_Your task_
Copy out all of the data exactly as it appears.

(begin)

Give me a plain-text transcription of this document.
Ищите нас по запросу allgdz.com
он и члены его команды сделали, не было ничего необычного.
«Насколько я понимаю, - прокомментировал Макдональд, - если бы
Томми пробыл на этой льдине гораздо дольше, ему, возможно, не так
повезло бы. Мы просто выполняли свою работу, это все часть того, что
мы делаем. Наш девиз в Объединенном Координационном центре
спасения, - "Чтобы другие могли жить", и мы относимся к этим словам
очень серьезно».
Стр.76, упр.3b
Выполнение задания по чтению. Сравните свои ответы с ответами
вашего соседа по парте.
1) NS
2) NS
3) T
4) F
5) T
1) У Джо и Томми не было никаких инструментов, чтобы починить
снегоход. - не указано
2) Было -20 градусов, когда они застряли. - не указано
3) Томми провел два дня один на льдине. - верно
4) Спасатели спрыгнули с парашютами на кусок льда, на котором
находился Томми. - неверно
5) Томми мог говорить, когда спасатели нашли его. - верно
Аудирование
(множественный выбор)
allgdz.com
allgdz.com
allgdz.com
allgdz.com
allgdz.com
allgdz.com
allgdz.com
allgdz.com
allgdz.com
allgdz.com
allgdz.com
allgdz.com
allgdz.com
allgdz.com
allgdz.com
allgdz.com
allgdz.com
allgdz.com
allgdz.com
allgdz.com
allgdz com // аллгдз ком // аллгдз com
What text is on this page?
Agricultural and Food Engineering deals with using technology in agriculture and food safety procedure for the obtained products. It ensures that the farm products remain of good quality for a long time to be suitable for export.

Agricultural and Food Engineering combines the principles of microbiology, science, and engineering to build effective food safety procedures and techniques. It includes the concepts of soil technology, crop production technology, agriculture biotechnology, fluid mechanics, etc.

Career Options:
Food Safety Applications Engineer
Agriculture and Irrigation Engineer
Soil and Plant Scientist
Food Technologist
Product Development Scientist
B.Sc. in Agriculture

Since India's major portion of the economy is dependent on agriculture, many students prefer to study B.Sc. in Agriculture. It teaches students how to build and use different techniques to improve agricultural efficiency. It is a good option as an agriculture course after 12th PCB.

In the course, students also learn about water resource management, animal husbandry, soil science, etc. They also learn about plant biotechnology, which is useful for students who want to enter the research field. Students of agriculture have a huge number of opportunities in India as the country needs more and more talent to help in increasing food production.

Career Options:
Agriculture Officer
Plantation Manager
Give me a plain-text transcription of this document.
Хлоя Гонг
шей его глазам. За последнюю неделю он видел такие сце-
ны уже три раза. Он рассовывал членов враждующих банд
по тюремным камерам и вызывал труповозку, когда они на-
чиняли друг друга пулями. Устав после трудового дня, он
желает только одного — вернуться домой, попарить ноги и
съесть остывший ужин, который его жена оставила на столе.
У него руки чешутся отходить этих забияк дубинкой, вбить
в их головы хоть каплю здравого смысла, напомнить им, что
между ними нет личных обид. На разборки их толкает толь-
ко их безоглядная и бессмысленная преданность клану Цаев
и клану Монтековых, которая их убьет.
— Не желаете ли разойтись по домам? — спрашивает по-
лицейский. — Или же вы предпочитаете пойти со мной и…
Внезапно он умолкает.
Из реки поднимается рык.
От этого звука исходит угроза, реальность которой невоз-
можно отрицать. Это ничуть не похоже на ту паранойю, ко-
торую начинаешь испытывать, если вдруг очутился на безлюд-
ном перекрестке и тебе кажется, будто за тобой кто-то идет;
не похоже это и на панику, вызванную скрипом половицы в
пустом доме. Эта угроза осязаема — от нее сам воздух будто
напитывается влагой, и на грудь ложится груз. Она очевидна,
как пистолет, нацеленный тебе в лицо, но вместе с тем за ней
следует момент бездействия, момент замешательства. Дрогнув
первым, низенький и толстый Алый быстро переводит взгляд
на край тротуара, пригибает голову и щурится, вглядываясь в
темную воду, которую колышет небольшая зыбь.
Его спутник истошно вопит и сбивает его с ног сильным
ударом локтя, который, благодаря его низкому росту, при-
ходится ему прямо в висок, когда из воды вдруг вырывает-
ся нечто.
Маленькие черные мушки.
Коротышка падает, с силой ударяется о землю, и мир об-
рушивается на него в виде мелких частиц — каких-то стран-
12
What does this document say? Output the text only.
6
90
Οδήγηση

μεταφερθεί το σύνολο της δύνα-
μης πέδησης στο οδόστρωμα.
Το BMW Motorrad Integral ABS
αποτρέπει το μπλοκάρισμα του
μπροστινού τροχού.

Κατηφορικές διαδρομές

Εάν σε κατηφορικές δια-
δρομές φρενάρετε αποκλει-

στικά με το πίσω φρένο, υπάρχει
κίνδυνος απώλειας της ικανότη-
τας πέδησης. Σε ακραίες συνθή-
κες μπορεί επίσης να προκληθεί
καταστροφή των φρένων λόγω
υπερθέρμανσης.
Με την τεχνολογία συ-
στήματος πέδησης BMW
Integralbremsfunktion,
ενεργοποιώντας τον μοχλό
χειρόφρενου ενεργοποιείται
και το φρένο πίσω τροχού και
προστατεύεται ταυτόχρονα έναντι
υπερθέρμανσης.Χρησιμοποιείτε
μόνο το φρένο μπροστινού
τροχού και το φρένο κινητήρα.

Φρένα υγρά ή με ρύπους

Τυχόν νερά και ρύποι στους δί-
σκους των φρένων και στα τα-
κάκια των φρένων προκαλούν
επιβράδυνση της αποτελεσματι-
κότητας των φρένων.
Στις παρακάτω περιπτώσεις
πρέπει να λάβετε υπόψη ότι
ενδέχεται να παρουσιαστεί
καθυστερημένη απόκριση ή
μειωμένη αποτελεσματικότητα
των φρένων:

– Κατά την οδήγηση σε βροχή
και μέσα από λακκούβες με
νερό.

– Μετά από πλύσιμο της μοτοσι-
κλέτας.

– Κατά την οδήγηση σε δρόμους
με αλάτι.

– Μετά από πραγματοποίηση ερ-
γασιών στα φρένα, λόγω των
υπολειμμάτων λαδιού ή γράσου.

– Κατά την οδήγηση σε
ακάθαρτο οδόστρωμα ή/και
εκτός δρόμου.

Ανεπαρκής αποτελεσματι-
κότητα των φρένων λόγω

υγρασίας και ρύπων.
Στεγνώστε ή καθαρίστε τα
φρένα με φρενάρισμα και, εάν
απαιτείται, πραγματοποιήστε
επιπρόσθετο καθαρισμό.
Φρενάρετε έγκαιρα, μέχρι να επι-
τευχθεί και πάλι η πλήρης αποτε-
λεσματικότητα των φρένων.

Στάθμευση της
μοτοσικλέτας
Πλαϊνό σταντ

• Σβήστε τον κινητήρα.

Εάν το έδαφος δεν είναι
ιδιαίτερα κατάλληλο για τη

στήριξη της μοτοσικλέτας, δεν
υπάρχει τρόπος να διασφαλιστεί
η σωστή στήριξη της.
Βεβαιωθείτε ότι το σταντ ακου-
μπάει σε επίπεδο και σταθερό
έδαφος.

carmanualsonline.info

(end)

_Written answer_
Give me a plain-text transcription of this document.
Ищите нас по запросу allgdz.com
он и члены его команды сделали, не было ничего необычного.
«Насколько я понимаю, - прокомментировал Макдональд, - если бы
Томми пробыл на этой льдине гораздо дольше, ему, возможно, не так
повезло бы. Мы просто выполняли свою работу, это все часть того, что
мы делаем. Наш девиз в Объединенном Координационном центре
спасения, - "Чтобы другие могли жить", и мы относимся к этим словам
очень серьезно».
Стр.76, упр.3b
Выполнение задания по чтению. Сравните свои ответы с ответами
вашего соседа по парте.
1) NS
2) NS
3) T
4) F
5) T
1) У Джо и Томми не было никаких инструментов, чтобы починить
снегоход. - не указано
2) Было -20 градусов, когда они застряли. - не указано
3) Томми провел два дня один на льдине. - верно
4) Спасатели спрыгнули с парашютами на кусок льда, на котором
находился Томми. - неверно
5) Томми мог говорить, когда спасатели нашли его. - верно
Аудирование
(множественный выбор)
allgdz.com
allgdz.com
allgdz.com
allgdz.com
allgdz.com
allgdz.com
allgdz.com
allgdz.com
allgdz.com
allgdz.com
allgdz.com
allgdz.com
allgdz.com
allgdz.com
allgdz.com
allgdz.com
allgdz.com
allgdz.com
allgdz.com
allgdz.com
allgdz com // аллгдз ком // аллгдз com
What text is on this page?
Agricultural and Food Engineering deals with using technology in agriculture and food safety procedure for the obtained products. It ensures that the farm products remain of good quality for a long time to be suitable for export.

Agricultural and Food Engineering combines the principles of microbiology, science, and engineering to build effective food safety procedures and techniques. It includes the concepts of soil technology, crop production technology, agriculture biotechnology, fluid mechanics, etc.

Career Options:
Food Safety Applications Engineer
Agriculture and Irrigation Engineer
Soil and Plant Scientist
Food Technologist
Product Development Scientist
B.Sc. in Agriculture

Since India's major portion of the economy is dependent on agriculture, many students prefer to study B.Sc. in Agriculture. It teaches students how to build and use different techniques to improve agricultural efficiency. It is a good option as an agriculture course after 12th PCB.

In the course, students also learn about water resource management, animal husbandry, soil science, etc. They also learn about plant biotechnology, which is useful for students who want to enter the research field. Students of agriculture have a huge number of opportunities in India as the country needs more and more talent to help in increasing food production.

Career Options:
Agriculture Officer
Plantation Manager
Give me a plain-text transcription of this document.
Хлоя Гонг
шей его глазам. За последнюю неделю он видел такие сце-
ны уже три раза. Он рассовывал членов враждующих банд
по тюремным камерам и вызывал труповозку, когда они на-
чиняли друг друга пулями. Устав после трудового дня, он
желает только одного — вернуться домой, попарить ноги и
съесть остывший ужин, который его жена оставила на столе.
У него руки чешутся отходить этих забияк дубинкой, вбить
в их головы хоть каплю здравого смысла, напомнить им, что
между ними нет личных обид. На разборки их толкает толь-
ко их безоглядная и бессмысленная преданность клану Цаев
и клану Монтековых, которая их убьет.
— Не желаете ли разойтись по домам? — спрашивает по-
лицейский. — Или же вы предпочитаете пойти со мной и…
Внезапно он умолкает.
Из реки поднимается рык.
От этого звука исходит угроза, реальность которой невоз-
можно отрицать. Это ничуть не похоже на ту паранойю, ко-
торую начинаешь испытывать, если вдруг очутился на безлюд-
ном перекрестке и тебе кажется, будто за тобой кто-то идет;
не похоже это и на панику, вызванную скрипом половицы в
пустом доме. Эта угроза осязаема — от нее сам воздух будто
напитывается влагой, и на грудь ложится груз. Она очевидна,
как пистолет, нацеленный тебе в лицо, но вместе с тем за ней
следует момент бездействия, момент замешательства. Дрогнув
первым, низенький и толстый Алый быстро переводит взгляд
на край тротуара, пригибает голову и щурится, вглядываясь в
темную воду, которую колышет небольшая зыбь.
Его спутник истошно вопит и сбивает его с ног сильным
ударом локтя, который, благодаря его низкому росту, при-
ходится ему прямо в висок, когда из воды вдруг вырывает-
ся нечто.
Маленькие черные мушки.
Коротышка падает, с силой ударяется о землю, и мир об-
рушивается на него в виде мелких частиц — каких-то стран-
12
What does this document say? Output the text only.
6
90
Οδήγηση

μεταφερθεί το σύνολο της δύνα-
μης πέδησης στο οδόστρωμα.
Το BMW Motorrad Integral ABS
αποτρέπει το μπλοκάρισμα του
μπροστινού τροχού.

Κατηφορικές διαδρομές

Εάν σε κατηφορικές δια-
δρομές φρενάρετε αποκλει-

στικά με το πίσω φρένο, υπάρχει
κίνδυνος απώλειας της ικανότη-
τας πέδησης. Σε ακραίες συνθή-
κες μπορεί επίσης να προκληθεί
καταστροφή των φρένων λόγω
υπερθέρμανσης.
Με την τεχνολογία συ-
στήματος πέδησης BMW
Integralbremsfunktion,
ενεργοποιώντας τον μοχλό
χειρόφρενου ενεργοποιείται
και το φρένο πίσω τροχού και
προστατεύεται ταυτόχρονα έναντι
υπερθέρμανσης.Χρησιμοποιείτε
μόνο το φρένο μπροστινού
τροχού και το φρένο κινητήρα.

Φρένα υγρά ή με ρύπους

Τυχόν νερά και ρύποι στους δί-
σκους των φρένων και στα τα-
κάκια των φρένων προκαλούν
επιβράδυνση της αποτελεσματι-
κότητας των φρένων.
Στις παρακάτω περιπτώσεις
πρέπει να λάβετε υπόψη ότι
ενδέχεται να παρουσιαστεί
καθυστερημένη απόκριση ή
μειωμένη αποτελεσματικότητα
των φρένων:

– Κατά την οδήγηση σε βροχή
και μέσα από λακκούβες με
νερό.

– Μετά από πλύσιμο της μοτοσι-
κλέτας.

– Κατά την οδήγηση σε δρόμους
με αλάτι.

– Μετά από πραγματοποίηση ερ-
γασιών στα φρένα, λόγω των
υπολειμμάτων λαδιού ή γράσου.

– Κατά την οδήγηση σε
ακάθαρτο οδόστρωμα ή/και
εκτός δρόμου.

Ανεπαρκής αποτελεσματι-
κότητα των φρένων λόγω

υγρασίας και ρύπων.
Στεγνώστε ή καθαρίστε τα
φρένα με φρενάρισμα και, εάν
απαιτείται, πραγματοποιήστε
επιπρόσθετο καθαρισμό.
Φρενάρετε έγκαιρα, μέχρι να επι-
τευχθεί και πάλι η πλήρης αποτε-
λεσματικότητα των φρένων.

Στάθμευση της
μοτοσικλέτας
Πλαϊνό σταντ

• Σβήστε τον κινητήρα.

Εάν το έδαφος δεν είναι
ιδιαίτερα κατάλληλο για τη

στήριξη της μοτοσικλέτας, δεν
υπάρχει τρόπος να διασφαλιστεί
η σωστή στήριξη της.
Βεβαιωθείτε ότι το σταντ ακου-
μπάει σε επίπεδο και σταθερό
έδαφος.

carmanualsonline.info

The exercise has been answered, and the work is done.